> _DO THIS_:
Return each line of the records with nothing changed, pictures excepted.

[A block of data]
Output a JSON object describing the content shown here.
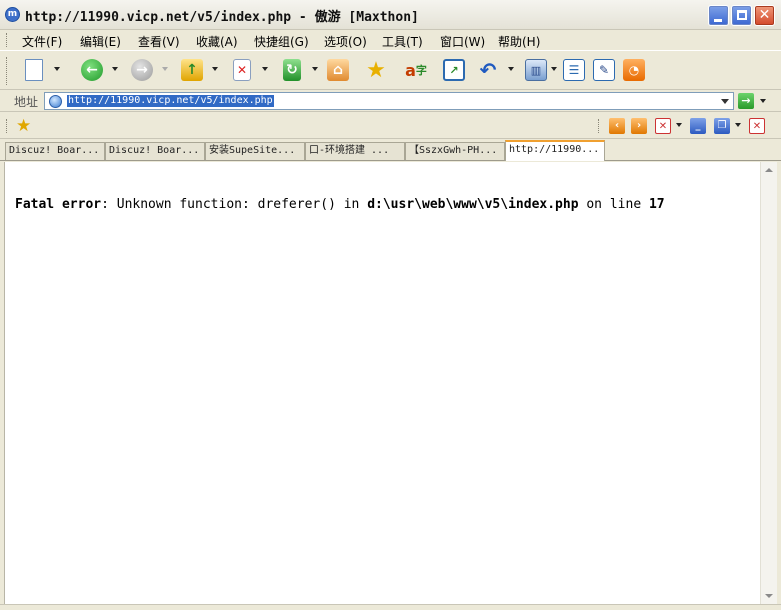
{
  "window": {
    "title": "http://11990.vicp.net/v5/index.php - 傲游 [Maxthon]",
    "logo_letter": "m"
  },
  "menu": {
    "items": [
      {
        "label": "文件(F)"
      },
      {
        "label": "编辑(E)"
      },
      {
        "label": "查看(V)"
      },
      {
        "label": "收藏(A)"
      },
      {
        "label": "快捷组(G)"
      },
      {
        "label": "选项(O)"
      },
      {
        "label": "工具(T)"
      },
      {
        "label": "窗口(W)"
      },
      {
        "label": "帮助(H)"
      }
    ]
  },
  "toolbar": {
    "icons": [
      "new-page-icon",
      "back-icon",
      "forward-icon",
      "up-folder-icon",
      "stop-icon",
      "refresh-icon",
      "home-icon",
      "favorites-star-icon",
      "translate-icon",
      "screen-capture-icon",
      "undo-icon",
      "filter-icon",
      "sidebar-icon",
      "edit-icon",
      "rss-icon"
    ]
  },
  "address": {
    "label": "地址",
    "url": "http://11990.vicp.net/v5/index.php"
  },
  "tabs": [
    {
      "label": "Discuz! Boar..."
    },
    {
      "label": "Discuz! Boar..."
    },
    {
      "label": "安装SupeSite..."
    },
    {
      "label": "口-环境搭建 ..."
    },
    {
      "label": "【SszxGwh-PH..."
    },
    {
      "label": "http://11990..."
    }
  ],
  "content": {
    "error_prefix": "Fatal error",
    "error_message": ": Unknown function: dreferer() in ",
    "error_path": "d:\\usr\\web\\www\\v5\\index.php",
    "error_on_line": " on line ",
    "error_line_number": "17"
  },
  "colors": {
    "selection": "#316ac5",
    "active_tab_accent": "#f0a030",
    "chrome": "#ece9d8"
  }
}
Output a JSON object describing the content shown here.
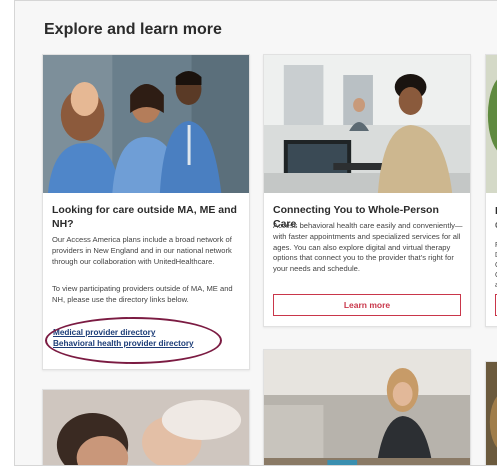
{
  "section": {
    "title": "Explore and learn more"
  },
  "card1": {
    "title": "Looking for care outside MA, ME and NH?",
    "body1": "Our Access America plans include a broad network of providers in New England and in our national network through our collaboration with UnitedHealthcare.",
    "body2": "To view participating providers outside of MA, ME and NH, please use the directory links below.",
    "links": [
      "Medical provider directory",
      "Behavioral health provider directory"
    ]
  },
  "card2": {
    "title": "Connecting You to Whole-Person Care",
    "body": "Access behavioral health care easily and conveniently—with faster appointments and specialized services for all ages. You can also explore digital and virtual therapy options that connect you to the provider that's right for your needs and schedule.",
    "button": "Learn more"
  },
  "card3": {
    "title_initial": "D",
    "subtitle_initial": "G",
    "line_initials": [
      "F",
      "D",
      "C",
      "C",
      "a"
    ]
  },
  "colors": {
    "accent": "#c9364a",
    "link": "#1c3d78",
    "highlight": "#7b1b42"
  }
}
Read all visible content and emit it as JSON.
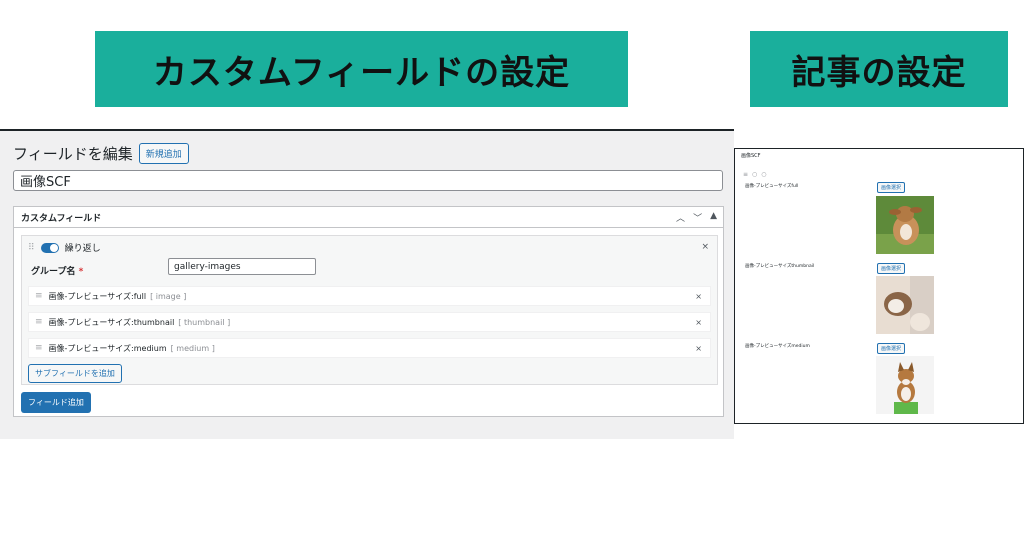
{
  "banners": {
    "left": "カスタムフィールドの設定",
    "right": "記事の設定"
  },
  "editor": {
    "heading": "フィールドを編集",
    "new_button": "新規追加",
    "title_value": "画像SCF",
    "metabox_title": "カスタムフィールド",
    "repeat_label": "繰り返し",
    "group_label": "グループ名",
    "required_mark": "*",
    "group_value": "gallery-images",
    "subfields": [
      {
        "label": "画像-プレビューサイズ:full",
        "type": "[ image ]"
      },
      {
        "label": "画像-プレビューサイズ:thumbnail",
        "type": "[ thumbnail ]"
      },
      {
        "label": "画像-プレビューサイズ:medium",
        "type": "[ medium ]"
      }
    ],
    "add_subfield": "サブフィールドを追加",
    "add_field": "フィールド追加",
    "close_glyph": "×"
  },
  "preview": {
    "title": "画像SCF",
    "items": [
      {
        "label": "画像-プレビューサイズfull",
        "button": "画像選択"
      },
      {
        "label": "画像-プレビューサイズthumbnail",
        "button": "画像選択"
      },
      {
        "label": "画像-プレビューサイズmedium",
        "button": "画像選択"
      }
    ]
  },
  "colors": {
    "accent": "#1aaf9c",
    "wp_blue": "#2271b1"
  }
}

> _THE RESULT_:
Output a JSON object describing the content shown here.
{
  "window": {
    "title": "http://11990.vicp.net/v5/index.php - 傲游 [Maxthon]",
    "logo_letter": "m"
  },
  "menu": {
    "items": [
      {
        "label": "文件(F)"
      },
      {
        "label": "编辑(E)"
      },
      {
        "label": "查看(V)"
      },
      {
        "label": "收藏(A)"
      },
      {
        "label": "快捷组(G)"
      },
      {
        "label": "选项(O)"
      },
      {
        "label": "工具(T)"
      },
      {
        "label": "窗口(W)"
      },
      {
        "label": "帮助(H)"
      }
    ]
  },
  "toolbar": {
    "icons": [
      "new-page-icon",
      "back-icon",
      "forward-icon",
      "up-folder-icon",
      "stop-icon",
      "refresh-icon",
      "home-icon",
      "favorites-star-icon",
      "translate-icon",
      "screen-capture-icon",
      "undo-icon",
      "filter-icon",
      "sidebar-icon",
      "edit-icon",
      "rss-icon"
    ]
  },
  "address": {
    "label": "地址",
    "url": "http://11990.vicp.net/v5/index.php"
  },
  "tabs": [
    {
      "label": "Discuz! Boar..."
    },
    {
      "label": "Discuz! Boar..."
    },
    {
      "label": "安装SupeSite..."
    },
    {
      "label": "口-环境搭建 ..."
    },
    {
      "label": "【SszxGwh-PH..."
    },
    {
      "label": "http://11990..."
    }
  ],
  "content": {
    "error_prefix": "Fatal error",
    "error_message": ": Unknown function: dreferer() in ",
    "error_path": "d:\\usr\\web\\www\\v5\\index.php",
    "error_on_line": " on line ",
    "error_line_number": "17"
  },
  "colors": {
    "selection": "#316ac5",
    "active_tab_accent": "#f0a030",
    "chrome": "#ece9d8"
  }
}
Output a JSON object describing the content shown here.
{
  "section": {
    "title": "Explore and learn more"
  },
  "card1": {
    "title": "Looking for care outside MA, ME and NH?",
    "body1": "Our Access America plans include a broad network of providers in New England and in our national network through our collaboration with UnitedHealthcare.",
    "body2": "To view participating providers outside of MA, ME and NH, please use the directory links below.",
    "links": [
      "Medical provider directory",
      "Behavioral health provider directory"
    ]
  },
  "card2": {
    "title": "Connecting You to Whole-Person Care",
    "body": "Access behavioral health care easily and conveniently—with faster appointments and specialized services for all ages. You can also explore digital and virtual therapy options that connect you to the provider that's right for your needs and schedule.",
    "button": "Learn more"
  },
  "card3": {
    "title_initial": "D",
    "subtitle_initial": "G",
    "line_initials": [
      "F",
      "D",
      "C",
      "C",
      "a"
    ]
  },
  "colors": {
    "accent": "#c9364a",
    "link": "#1c3d78",
    "highlight": "#7b1b42"
  }
}
Read all visible content and emit it as JSON.
{
  "banners": {
    "left": "カスタムフィールドの設定",
    "right": "記事の設定"
  },
  "editor": {
    "heading": "フィールドを編集",
    "new_button": "新規追加",
    "title_value": "画像SCF",
    "metabox_title": "カスタムフィールド",
    "repeat_label": "繰り返し",
    "group_label": "グループ名",
    "required_mark": "*",
    "group_value": "gallery-images",
    "subfields": [
      {
        "label": "画像-プレビューサイズ:full",
        "type": "[ image ]"
      },
      {
        "label": "画像-プレビューサイズ:thumbnail",
        "type": "[ thumbnail ]"
      },
      {
        "label": "画像-プレビューサイズ:medium",
        "type": "[ medium ]"
      }
    ],
    "add_subfield": "サブフィールドを追加",
    "add_field": "フィールド追加",
    "close_glyph": "×"
  },
  "preview": {
    "title": "画像SCF",
    "items": [
      {
        "label": "画像-プレビューサイズfull",
        "button": "画像選択"
      },
      {
        "label": "画像-プレビューサイズthumbnail",
        "button": "画像選択"
      },
      {
        "label": "画像-プレビューサイズmedium",
        "button": "画像選択"
      }
    ]
  },
  "colors": {
    "accent": "#1aaf9c",
    "wp_blue": "#2271b1"
  }
}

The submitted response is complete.